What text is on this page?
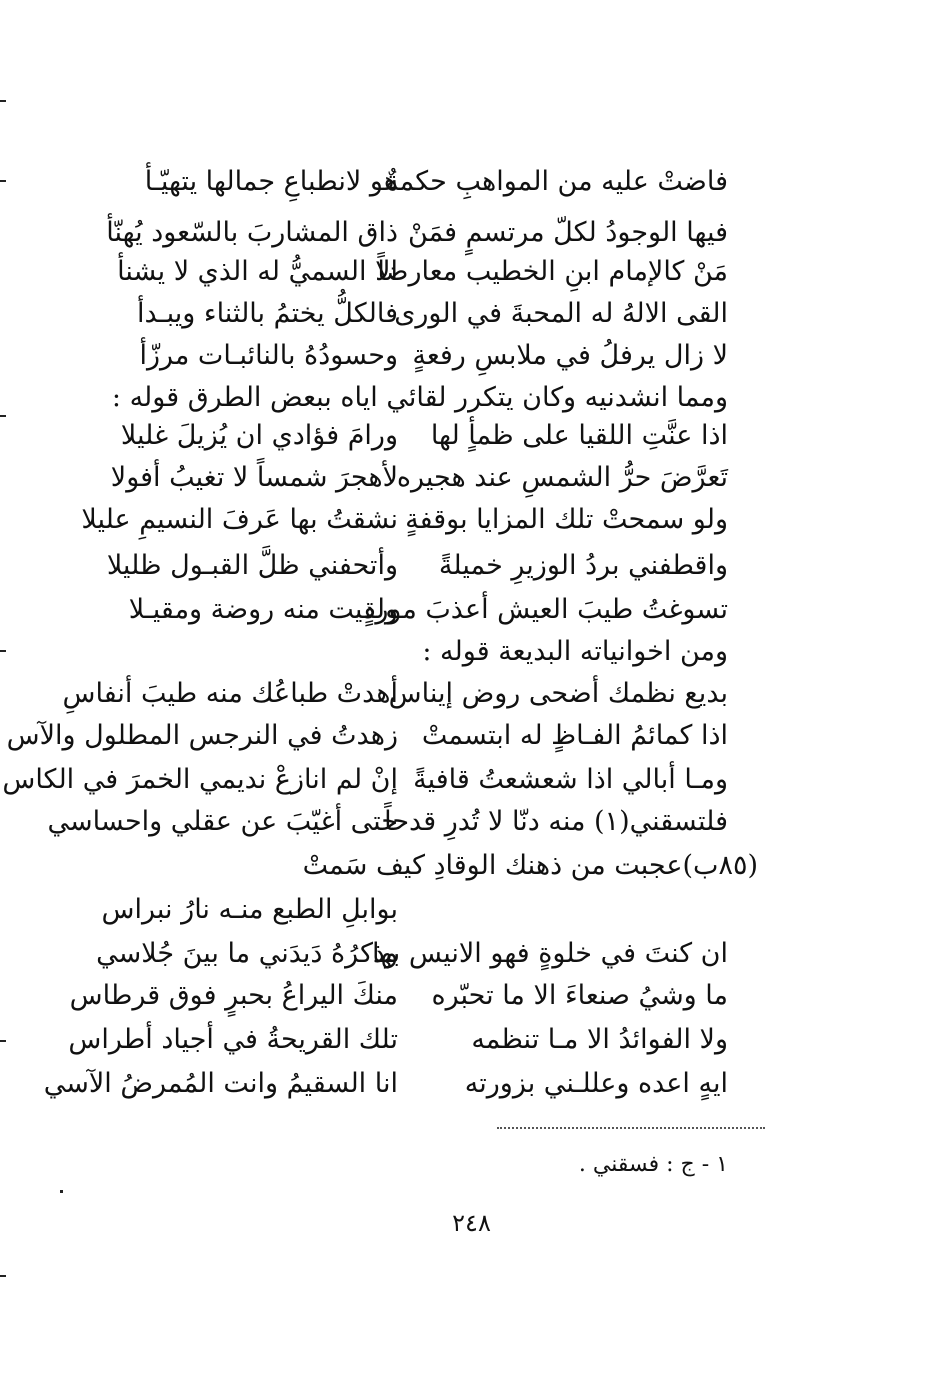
فاضتْ عليه من المواهبِ حكمةٌ
هو لانطباعِ جمالها يتهيّـأ
فيها الوجودُ لكلّ مرتسمٍ فمَنْ
ذاق المشاربَ بالسّعود يُهنّأ
مَنْ كالإمام ابنِ الخطيب معارضاً
الا السميُّ له الذي لا يشنأ
القى الالهُ له المحبةَ في الورى
فالكلُّ يختمُ بالثناء ويبـدأ
لا زال يرفلُ في ملابسِ رفعةٍ
وحسودُهُ بالنائبـات مرزّأ
ومما انشدنيه وكان يتكرر لقائي اياه ببعض الطرق قوله :
اذا عنَّتِ اللقيا على ظمأٍ لها
ورامَ فؤادي ان يُزيلَ غليلا
تَعرَّضَ حرُّ الشمسِ عند هجيره
لأهجرَ شمساً لا تغيبُ أفولا
ولو سمحتْ تلك المزايا بوقفةٍ
نشقتُ بها عَرفَ النسيمِ عليلا
واقطفني بردُ الوزيرِ خميلةً
وأتحفني ظلَّ القبـول ظليلا
تسوغتُ طيبَ العيش أعذبَ موردٍ
ولقيت منه روضة ومقيـلا
ومن اخوانياته البديعة قوله :
بديع نظمك أضحى روض إيناس
أهدتْ طباعُك منه طيبَ أنفاسِ
اذا كمائمُ الفـاظٍ له ابتسمتْ
زهدتُ في النرجس المطلول والآس
ومـا أبالي اذا شعشعتُ قافيةً
إنْ لم انازعْ نديمي الخمرَ في الكاس
فلتسقني(١) منه دنّا لا تُدرِ قدحاً
حتى أغيّبَ عن عقلي واحساسي
(٨٥ب)عجبت من ذهنك الوقادِ كيف سَمتْ
بوابلِ الطبع منـه نارُ نبراس
ان كنتَ في خلوةٍ فهو الانيس بها
وذكرُهُ دَيدَني ما بينَ جُلاسي
ما وشيُ صنعاءَ الا ما تحبّره
منكَ اليراعُ بحبرٍ فوق قرطاس
ولا الفوائدُ الا مـا تنظمه
تلك القريحةُ في أجياد أطراس
ايهٍ اعده وعللـني بزورته
انا السقيمُ وانت المُمرضُ الآسي
١ - ج : فسقني .
٢٤٨
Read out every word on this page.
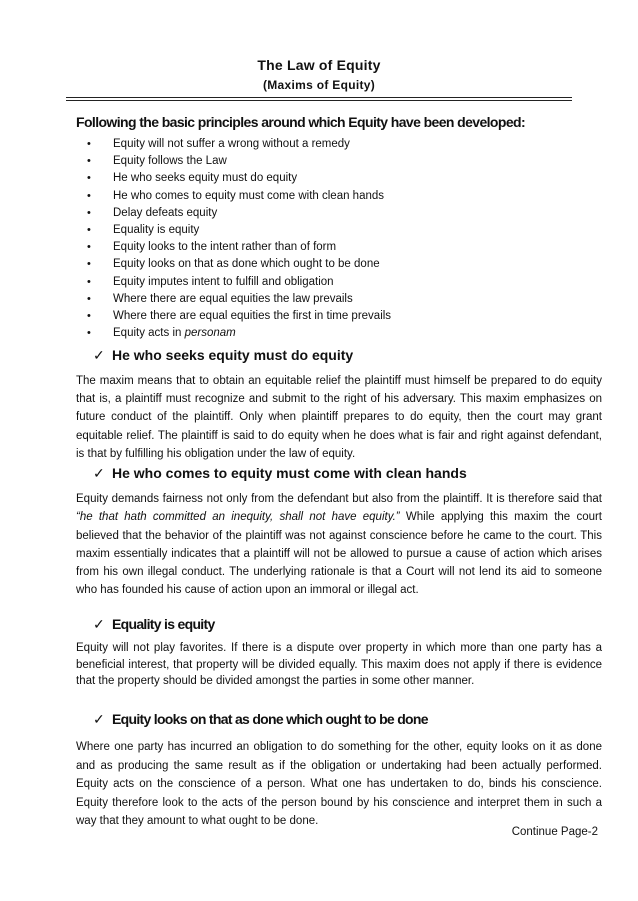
The Law of Equity
(Maxims of Equity)
Following the basic principles around which Equity have been developed:
• Equity will not suffer a wrong without a remedy
• Equity follows the Law
• He who seeks equity must do equity
• He who comes to equity must come with clean hands
• Delay defeats equity
• Equality is equity
• Equity looks to the intent rather than of form
• Equity looks on that as done which ought to be done
• Equity imputes intent to fulfill and obligation
• Where there are equal equities the law prevails
• Where there are equal equities the first in time prevails
• Equity acts in personam
✓ He who seeks equity must do equity

The maxim means that to obtain an equitable relief the plaintiff must himself be prepared to do equity that is, a plaintiff must recognize and submit to the right of his adversary. This maxim emphasizes on future conduct of the plaintiff. Only when plaintiff prepares to do equity, then the court may grant equitable relief. The plaintiff is said to do equity when he does what is fair and right against defendant, is that by fulfilling his obligation under the law of equity.

✓ He who comes to equity must come with clean hands

Equity demands fairness not only from the defendant but also from the plaintiff. It is therefore said that “he that hath committed an inequity, shall not have equity.” While applying this maxim the court believed that the behavior of the plaintiff was not against conscience before he came to the court. This maxim essentially indicates that a plaintiff will not be allowed to pursue a cause of action which arises from his own illegal conduct. The underlying rationale is that a Court will not lend its aid to someone who has founded his cause of action upon an immoral or illegal act.

✓ Equality is equity

Equity will not play favorites. If there is a dispute over property in which more than one party has a beneficial interest, that property will be divided equally. This maxim does not apply if there is evidence that the property should be divided amongst the parties in some other manner.

✓ Equity looks on that as done which ought to be done

Where one party has incurred an obligation to do something for the other, equity looks on it as done and as producing the same result as if the obligation or undertaking had been actually performed. Equity acts on the conscience of a person. What one has undertaken to do, binds his conscience. Equity therefore look to the acts of the person bound by his conscience and interpret them in such a way that they amount to what ought to be done.

Continue Page-2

----

* [Short problem]
Omit every picture, and otherwise quote the entries exactly.

* [Exercise solution]
What text is on this page?
فاضتْ عليه من المواهبِ حكمةٌ
هو لانطباعِ جمالها يتهيّـأ
فيها الوجودُ لكلّ مرتسمٍ فمَنْ
ذاق المشاربَ بالسّعود يُهنّأ
مَنْ كالإمام ابنِ الخطيب معارضاً
الا السميُّ له الذي لا يشنأ
القى الالهُ له المحبةَ في الورى
فالكلُّ يختمُ بالثناء ويبـدأ
لا زال يرفلُ في ملابسِ رفعةٍ
وحسودُهُ بالنائبـات مرزّأ
ومما انشدنيه وكان يتكرر لقائي اياه ببعض الطرق قوله :
اذا عنَّتِ اللقيا على ظمأٍ لها
ورامَ فؤادي ان يُزيلَ غليلا
تَعرَّضَ حرُّ الشمسِ عند هجيره
لأهجرَ شمساً لا تغيبُ أفولا
ولو سمحتْ تلك المزايا بوقفةٍ
نشقتُ بها عَرفَ النسيمِ عليلا
واقطفني بردُ الوزيرِ خميلةً
وأتحفني ظلَّ القبـول ظليلا
تسوغتُ طيبَ العيش أعذبَ موردٍ
ولقيت منه روضة ومقيـلا
ومن اخوانياته البديعة قوله :
بديع نظمك أضحى روض إيناس
أهدتْ طباعُك منه طيبَ أنفاسِ
اذا كمائمُ الفـاظٍ له ابتسمتْ
زهدتُ في النرجس المطلول والآس
ومـا أبالي اذا شعشعتُ قافيةً
إنْ لم انازعْ نديمي الخمرَ في الكاس
فلتسقني(١) منه دنّا لا تُدرِ قدحاً
حتى أغيّبَ عن عقلي واحساسي
(٨٥ب)عجبت من ذهنك الوقادِ كيف سَمتْ
بوابلِ الطبع منـه نارُ نبراس
ان كنتَ في خلوةٍ فهو الانيس بها
وذكرُهُ دَيدَني ما بينَ جُلاسي
ما وشيُ صنعاءَ الا ما تحبّره
منكَ اليراعُ بحبرٍ فوق قرطاس
ولا الفوائدُ الا مـا تنظمه
تلك القريحةُ في أجياد أطراس
ايهٍ اعده وعللـني بزورته
انا السقيمُ وانت المُمرضُ الآسي
١ - ج : فسقني .
٢٤٨
Read out every word on this page.
The Law of Equity
(Maxims of Equity)
Following the basic principles around which Equity have been developed:
• Equity will not suffer a wrong without a remedy
• Equity follows the Law
• He who seeks equity must do equity
• He who comes to equity must come with clean hands
• Delay defeats equity
• Equality is equity
• Equity looks to the intent rather than of form
• Equity looks on that as done which ought to be done
• Equity imputes intent to fulfill and obligation
• Where there are equal equities the law prevails
• Where there are equal equities the first in time prevails
• Equity acts in personam
✓ He who seeks equity must do equity

The maxim means that to obtain an equitable relief the plaintiff must himself be prepared to do equity that is, a plaintiff must recognize and submit to the right of his adversary. This maxim emphasizes on future conduct of the plaintiff. Only when plaintiff prepares to do equity, then the court may grant equitable relief. The plaintiff is said to do equity when he does what is fair and right against defendant, is that by fulfilling his obligation under the law of equity.

✓ He who comes to equity must come with clean hands

Equity demands fairness not only from the defendant but also from the plaintiff. It is therefore said that “he that hath committed an inequity, shall not have equity.” While applying this maxim the court believed that the behavior of the plaintiff was not against conscience before he came to the court. This maxim essentially indicates that a plaintiff will not be allowed to pursue a cause of action which arises from his own illegal conduct. The underlying rationale is that a Court will not lend its aid to someone who has founded his cause of action upon an immoral or illegal act.

✓ Equality is equity

Equity will not play favorites. If there is a dispute over property in which more than one party has a beneficial interest, that property will be divided equally. This maxim does not apply if there is evidence that the property should be divided amongst the parties in some other manner.

✓ Equity looks on that as done which ought to be done

Where one party has incurred an obligation to do something for the other, equity looks on it as done and as producing the same result as if the obligation or undertaking had been actually performed. Equity acts on the conscience of a person. What one has undertaken to do, binds his conscience. Equity therefore look to the acts of the person bound by his conscience and interpret them in such a way that they amount to what ought to be done.

Continue Page-2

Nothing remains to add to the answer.